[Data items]

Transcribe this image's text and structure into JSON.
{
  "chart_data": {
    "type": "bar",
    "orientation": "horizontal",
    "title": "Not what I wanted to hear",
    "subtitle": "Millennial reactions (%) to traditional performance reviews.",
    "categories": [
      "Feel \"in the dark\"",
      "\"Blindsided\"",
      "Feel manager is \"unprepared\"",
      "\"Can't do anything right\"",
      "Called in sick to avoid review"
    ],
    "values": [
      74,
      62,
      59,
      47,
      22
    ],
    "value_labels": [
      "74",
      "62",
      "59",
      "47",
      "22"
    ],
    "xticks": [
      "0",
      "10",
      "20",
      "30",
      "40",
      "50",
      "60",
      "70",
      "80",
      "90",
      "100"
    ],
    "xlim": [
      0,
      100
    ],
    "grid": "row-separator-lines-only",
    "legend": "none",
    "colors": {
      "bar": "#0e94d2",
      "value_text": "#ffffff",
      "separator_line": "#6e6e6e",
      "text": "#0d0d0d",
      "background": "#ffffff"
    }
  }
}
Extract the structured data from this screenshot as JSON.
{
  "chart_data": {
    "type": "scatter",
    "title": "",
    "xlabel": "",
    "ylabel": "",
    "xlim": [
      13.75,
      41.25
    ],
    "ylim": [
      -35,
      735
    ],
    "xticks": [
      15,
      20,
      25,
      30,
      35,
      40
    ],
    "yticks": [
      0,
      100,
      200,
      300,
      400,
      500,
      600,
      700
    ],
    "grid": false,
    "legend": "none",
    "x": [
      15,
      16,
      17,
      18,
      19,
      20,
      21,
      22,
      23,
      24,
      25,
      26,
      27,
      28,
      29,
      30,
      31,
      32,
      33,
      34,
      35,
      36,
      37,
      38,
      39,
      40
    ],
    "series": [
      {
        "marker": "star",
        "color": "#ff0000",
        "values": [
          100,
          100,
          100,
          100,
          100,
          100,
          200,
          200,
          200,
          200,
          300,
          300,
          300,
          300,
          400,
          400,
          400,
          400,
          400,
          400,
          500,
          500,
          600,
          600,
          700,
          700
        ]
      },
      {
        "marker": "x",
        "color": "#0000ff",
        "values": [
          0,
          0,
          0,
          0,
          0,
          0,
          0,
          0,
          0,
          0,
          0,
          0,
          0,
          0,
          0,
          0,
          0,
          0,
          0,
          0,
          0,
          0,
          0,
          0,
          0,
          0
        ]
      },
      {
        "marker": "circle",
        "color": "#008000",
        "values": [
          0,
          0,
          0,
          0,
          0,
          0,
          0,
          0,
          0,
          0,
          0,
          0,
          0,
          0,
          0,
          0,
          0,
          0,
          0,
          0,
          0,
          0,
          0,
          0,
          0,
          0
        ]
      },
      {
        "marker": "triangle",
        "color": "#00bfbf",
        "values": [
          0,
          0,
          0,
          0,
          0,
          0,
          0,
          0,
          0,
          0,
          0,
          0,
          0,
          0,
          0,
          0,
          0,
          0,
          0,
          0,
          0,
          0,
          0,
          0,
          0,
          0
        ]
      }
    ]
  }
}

■ EXERCISE: State how many lines include the string "JSON", and nothing more.

■ EXERCISE SOLUTION: 2